• _Your task_
Pictures stay out of your copy, but everything else in the records below must be repeated exactly.

((

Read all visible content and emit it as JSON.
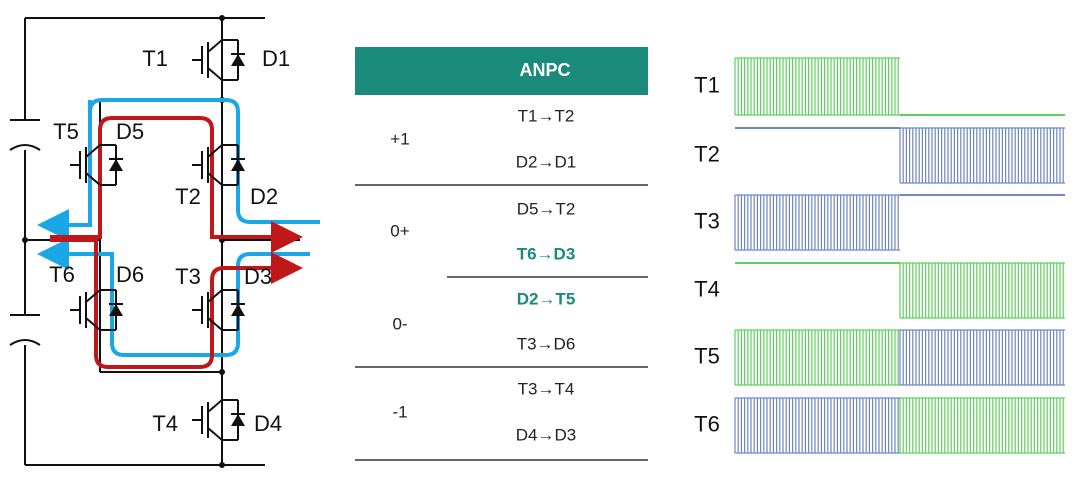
{
  "circuit": {
    "switches": [
      "T1",
      "T2",
      "T3",
      "T4",
      "T5",
      "T6"
    ],
    "diodes": [
      "D1",
      "D2",
      "D3",
      "D4",
      "D5",
      "D6"
    ]
  },
  "table": {
    "header": "ANPC",
    "rows": [
      {
        "state": "+1",
        "paths": [
          "T1→T2",
          "D2→D1"
        ]
      },
      {
        "state": "0+",
        "paths": [
          "D5→T2",
          "T6→D3"
        ]
      },
      {
        "state": "0-",
        "paths": [
          "D2→T5",
          "T3→D6"
        ]
      },
      {
        "state": "-1",
        "paths": [
          "T3→T4",
          "D4→D3"
        ]
      }
    ]
  },
  "waveforms": {
    "labels": [
      "T1",
      "T2",
      "T3",
      "T4",
      "T5",
      "T6"
    ]
  }
}
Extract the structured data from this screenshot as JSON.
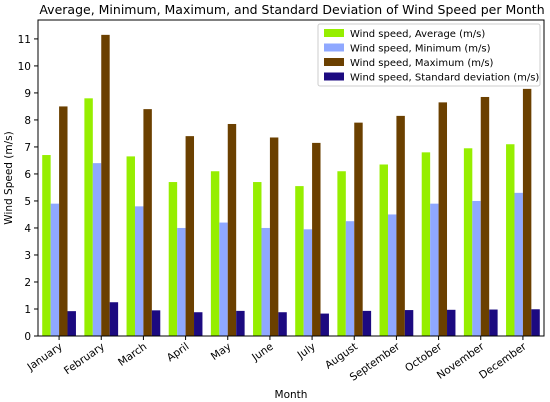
{
  "chart_data": {
    "type": "bar",
    "title": "Average, Minimum, Maximum, and Standard Deviation of Wind Speed per Month",
    "xlabel": "Month",
    "ylabel": "Wind Speed (m/s)",
    "ylim": [
      0,
      11.7
    ],
    "yticks": [
      0,
      1,
      2,
      3,
      4,
      5,
      6,
      7,
      8,
      9,
      10,
      11
    ],
    "grid": false,
    "legend_position": "top-right",
    "categories": [
      "January",
      "February",
      "March",
      "April",
      "May",
      "June",
      "July",
      "August",
      "September",
      "October",
      "November",
      "December"
    ],
    "series": [
      {
        "name": "Wind speed, Average (m/s)",
        "color": "#96ee00",
        "values": [
          6.7,
          8.8,
          6.65,
          5.7,
          6.1,
          5.7,
          5.55,
          6.1,
          6.35,
          6.8,
          6.95,
          7.1
        ]
      },
      {
        "name": "Wind speed, Minimum (m/s)",
        "color": "#8fa8ff",
        "values": [
          4.9,
          6.4,
          4.8,
          4.0,
          4.2,
          4.0,
          3.95,
          4.25,
          4.5,
          4.9,
          5.0,
          5.3
        ]
      },
      {
        "name": "Wind speed, Maximum (m/s)",
        "color": "#6b4000",
        "values": [
          8.5,
          11.15,
          8.4,
          7.4,
          7.85,
          7.35,
          7.15,
          7.9,
          8.15,
          8.65,
          8.85,
          9.15
        ]
      },
      {
        "name": "Wind speed, Standard deviation (m/s)",
        "color": "#1c0a80",
        "values": [
          0.92,
          1.25,
          0.95,
          0.88,
          0.93,
          0.88,
          0.83,
          0.93,
          0.96,
          0.97,
          0.98,
          0.99
        ]
      }
    ]
  }
}
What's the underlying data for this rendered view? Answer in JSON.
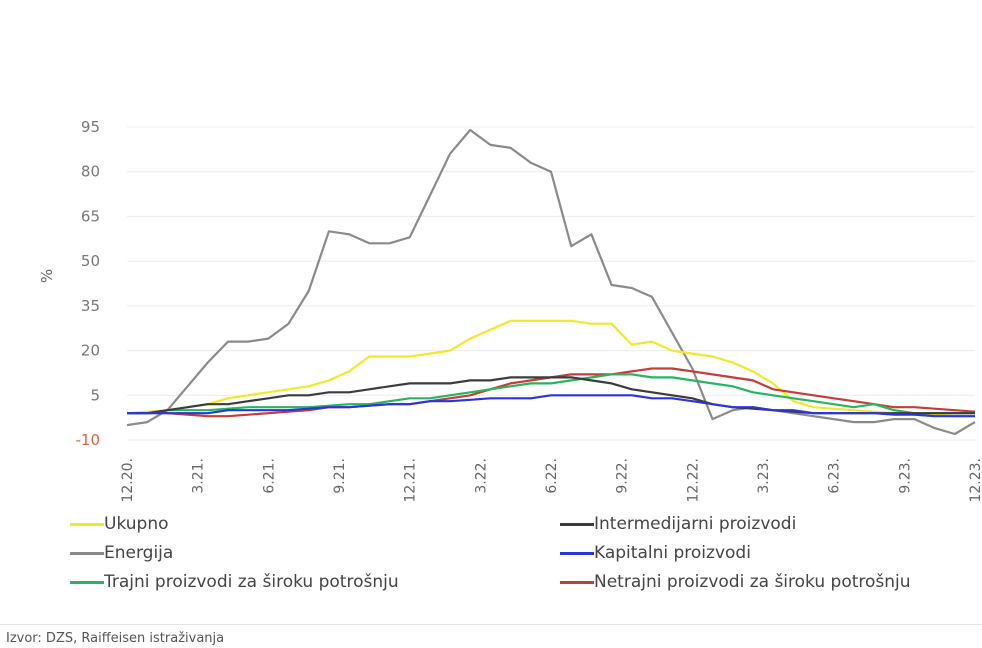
{
  "chart_data": {
    "type": "line",
    "title": "",
    "xlabel": "",
    "ylabel": "%",
    "ylim": [
      -10,
      100
    ],
    "yticks": [
      95,
      80,
      65,
      50,
      35,
      20,
      5,
      -10
    ],
    "xtick_labels": [
      "12.20.",
      "3.21.",
      "6.21.",
      "9.21.",
      "12.21.",
      "3.22.",
      "6.22.",
      "9.22.",
      "12.22.",
      "3.23.",
      "6.23.",
      "9.23.",
      "12.23."
    ],
    "grid": "horizontal",
    "legend_position": "bottom",
    "series": [
      {
        "name": "Ukupno",
        "color": "#f2e82a",
        "values": [
          -1,
          -0.5,
          0,
          1,
          2,
          4,
          5,
          6,
          7,
          8,
          10,
          13,
          18,
          18,
          18,
          19,
          20,
          24,
          27,
          30,
          30,
          30,
          30,
          29,
          29,
          22,
          23,
          20,
          19,
          18,
          16,
          13,
          9,
          3,
          1,
          0.5,
          0,
          -0.5,
          -1,
          -1,
          -1.5,
          -2,
          -2
        ]
      },
      {
        "name": "Energija",
        "color": "#8a8a8a",
        "values": [
          -5,
          -4,
          0,
          8,
          16,
          23,
          23,
          24,
          29,
          40,
          60,
          59,
          56,
          56,
          58,
          72,
          86,
          94,
          89,
          88,
          83,
          80,
          55,
          59,
          42,
          41,
          38,
          26,
          14,
          -3,
          0,
          1,
          0,
          -1,
          -2,
          -3,
          -4,
          -4,
          -3,
          -3,
          -6,
          -8,
          -4
        ]
      },
      {
        "name": "Trajni proizvodi za široku potrošnju",
        "color": "#27b560",
        "values": [
          -1,
          -1,
          0,
          0,
          0,
          0.5,
          1,
          1,
          1,
          1,
          1.5,
          2,
          2,
          3,
          4,
          4,
          5,
          6,
          7,
          8,
          9,
          9,
          10,
          11,
          12,
          12,
          11,
          11,
          10,
          9,
          8,
          6,
          5,
          4,
          3,
          2,
          1,
          2,
          0,
          -1,
          -1,
          -1,
          -1
        ]
      },
      {
        "name": "Intermedijarni proizvodi",
        "color": "#3c3c3c",
        "values": [
          -1,
          -1,
          0,
          1,
          2,
          2,
          3,
          4,
          5,
          5,
          6,
          6,
          7,
          8,
          9,
          9,
          9,
          10,
          10,
          11,
          11,
          11,
          11,
          10,
          9,
          7,
          6,
          5,
          4,
          2,
          1,
          0.5,
          0,
          -0.5,
          -1,
          -1,
          -1,
          -1,
          -1,
          -1,
          -1,
          -1,
          -1
        ]
      },
      {
        "name": "Kapitalni proizvodi",
        "color": "#2a36d6",
        "values": [
          -1,
          -1,
          -1,
          -1,
          -1,
          0,
          0,
          0,
          0,
          0.5,
          1,
          1,
          1.5,
          2,
          2,
          3,
          3,
          3.5,
          4,
          4,
          4,
          5,
          5,
          5,
          5,
          5,
          4,
          4,
          3,
          2,
          1,
          1,
          0,
          0,
          -1,
          -1,
          -1,
          -1,
          -1.5,
          -1.5,
          -2,
          -2,
          -2
        ]
      },
      {
        "name": "Netrajni proizvodi za široku potrošnju",
        "color": "#c63c36",
        "values": [
          -1,
          -1,
          -1,
          -1.5,
          -2,
          -2,
          -1.5,
          -1,
          -0.5,
          0,
          1,
          1,
          1.5,
          2,
          2,
          3,
          4,
          5,
          7,
          9,
          10,
          11,
          12,
          12,
          12,
          13,
          14,
          14,
          13,
          12,
          11,
          10,
          7,
          6,
          5,
          4,
          3,
          2,
          1,
          1,
          0.5,
          0,
          -0.5
        ]
      }
    ]
  },
  "source": "Izvor: DZS, Raiffeisen istraživanja"
}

))

• _Output for this task_
Read all visible content and emit it as JSON.
{
  "circuit": {
    "switches": [
      "T1",
      "T2",
      "T3",
      "T4",
      "T5",
      "T6"
    ],
    "diodes": [
      "D1",
      "D2",
      "D3",
      "D4",
      "D5",
      "D6"
    ]
  },
  "table": {
    "header": "ANPC",
    "rows": [
      {
        "state": "+1",
        "paths": [
          "T1→T2",
          "D2→D1"
        ]
      },
      {
        "state": "0+",
        "paths": [
          "D5→T2",
          "T6→D3"
        ]
      },
      {
        "state": "0-",
        "paths": [
          "D2→T5",
          "T3→D6"
        ]
      },
      {
        "state": "-1",
        "paths": [
          "T3→T4",
          "D4→D3"
        ]
      }
    ]
  },
  "waveforms": {
    "labels": [
      "T1",
      "T2",
      "T3",
      "T4",
      "T5",
      "T6"
    ]
  }
}
Extract the structured data from this screenshot as JSON.
{
  "chart_data": {
    "type": "bar",
    "title": "Average, Minimum, Maximum, and Standard Deviation of Wind Speed per Month",
    "xlabel": "Month",
    "ylabel": "Wind Speed (m/s)",
    "ylim": [
      0,
      11.7
    ],
    "yticks": [
      0,
      1,
      2,
      3,
      4,
      5,
      6,
      7,
      8,
      9,
      10,
      11
    ],
    "grid": false,
    "legend_position": "top-right",
    "categories": [
      "January",
      "February",
      "March",
      "April",
      "May",
      "June",
      "July",
      "August",
      "September",
      "October",
      "November",
      "December"
    ],
    "series": [
      {
        "name": "Wind speed, Average (m/s)",
        "color": "#96ee00",
        "values": [
          6.7,
          8.8,
          6.65,
          5.7,
          6.1,
          5.7,
          5.55,
          6.1,
          6.35,
          6.8,
          6.95,
          7.1
        ]
      },
      {
        "name": "Wind speed, Minimum (m/s)",
        "color": "#8fa8ff",
        "values": [
          4.9,
          6.4,
          4.8,
          4.0,
          4.2,
          4.0,
          3.95,
          4.25,
          4.5,
          4.9,
          5.0,
          5.3
        ]
      },
      {
        "name": "Wind speed, Maximum (m/s)",
        "color": "#6b4000",
        "values": [
          8.5,
          11.15,
          8.4,
          7.4,
          7.85,
          7.35,
          7.15,
          7.9,
          8.15,
          8.65,
          8.85,
          9.15
        ]
      },
      {
        "name": "Wind speed, Standard deviation (m/s)",
        "color": "#1c0a80",
        "values": [
          0.92,
          1.25,
          0.95,
          0.88,
          0.93,
          0.88,
          0.83,
          0.93,
          0.96,
          0.97,
          0.98,
          0.99
        ]
      }
    ]
  }
}
What's the underlying data for this rendered view? Answer in JSON.
{
  "chart_data": {
    "type": "line",
    "title": "",
    "xlabel": "",
    "ylabel": "%",
    "ylim": [
      -10,
      100
    ],
    "yticks": [
      95,
      80,
      65,
      50,
      35,
      20,
      5,
      -10
    ],
    "xtick_labels": [
      "12.20.",
      "3.21.",
      "6.21.",
      "9.21.",
      "12.21.",
      "3.22.",
      "6.22.",
      "9.22.",
      "12.22.",
      "3.23.",
      "6.23.",
      "9.23.",
      "12.23."
    ],
    "grid": "horizontal",
    "legend_position": "bottom",
    "series": [
      {
        "name": "Ukupno",
        "color": "#f2e82a",
        "values": [
          -1,
          -0.5,
          0,
          1,
          2,
          4,
          5,
          6,
          7,
          8,
          10,
          13,
          18,
          18,
          18,
          19,
          20,
          24,
          27,
          30,
          30,
          30,
          30,
          29,
          29,
          22,
          23,
          20,
          19,
          18,
          16,
          13,
          9,
          3,
          1,
          0.5,
          0,
          -0.5,
          -1,
          -1,
          -1.5,
          -2,
          -2
        ]
      },
      {
        "name": "Energija",
        "color": "#8a8a8a",
        "values": [
          -5,
          -4,
          0,
          8,
          16,
          23,
          23,
          24,
          29,
          40,
          60,
          59,
          56,
          56,
          58,
          72,
          86,
          94,
          89,
          88,
          83,
          80,
          55,
          59,
          42,
          41,
          38,
          26,
          14,
          -3,
          0,
          1,
          0,
          -1,
          -2,
          -3,
          -4,
          -4,
          -3,
          -3,
          -6,
          -8,
          -4
        ]
      },
      {
        "name": "Trajni proizvodi za široku potrošnju",
        "color": "#27b560",
        "values": [
          -1,
          -1,
          0,
          0,
          0,
          0.5,
          1,
          1,
          1,
          1,
          1.5,
          2,
          2,
          3,
          4,
          4,
          5,
          6,
          7,
          8,
          9,
          9,
          10,
          11,
          12,
          12,
          11,
          11,
          10,
          9,
          8,
          6,
          5,
          4,
          3,
          2,
          1,
          2,
          0,
          -1,
          -1,
          -1,
          -1
        ]
      },
      {
        "name": "Intermedijarni proizvodi",
        "color": "#3c3c3c",
        "values": [
          -1,
          -1,
          0,
          1,
          2,
          2,
          3,
          4,
          5,
          5,
          6,
          6,
          7,
          8,
          9,
          9,
          9,
          10,
          10,
          11,
          11,
          11,
          11,
          10,
          9,
          7,
          6,
          5,
          4,
          2,
          1,
          0.5,
          0,
          -0.5,
          -1,
          -1,
          -1,
          -1,
          -1,
          -1,
          -1,
          -1,
          -1
        ]
      },
      {
        "name": "Kapitalni proizvodi",
        "color": "#2a36d6",
        "values": [
          -1,
          -1,
          -1,
          -1,
          -1,
          0,
          0,
          0,
          0,
          0.5,
          1,
          1,
          1.5,
          2,
          2,
          3,
          3,
          3.5,
          4,
          4,
          4,
          5,
          5,
          5,
          5,
          5,
          4,
          4,
          3,
          2,
          1,
          1,
          0,
          0,
          -1,
          -1,
          -1,
          -1,
          -1.5,
          -1.5,
          -2,
          -2,
          -2
        ]
      },
      {
        "name": "Netrajni proizvodi za široku potrošnju",
        "color": "#c63c36",
        "values": [
          -1,
          -1,
          -1,
          -1.5,
          -2,
          -2,
          -1.5,
          -1,
          -0.5,
          0,
          1,
          1,
          1.5,
          2,
          2,
          3,
          4,
          5,
          7,
          9,
          10,
          11,
          12,
          12,
          12,
          13,
          14,
          14,
          13,
          12,
          11,
          10,
          7,
          6,
          5,
          4,
          3,
          2,
          1,
          1,
          0.5,
          0,
          -0.5
        ]
      }
    ]
  },
  "source": "Izvor: DZS, Raiffeisen istraživanja"
}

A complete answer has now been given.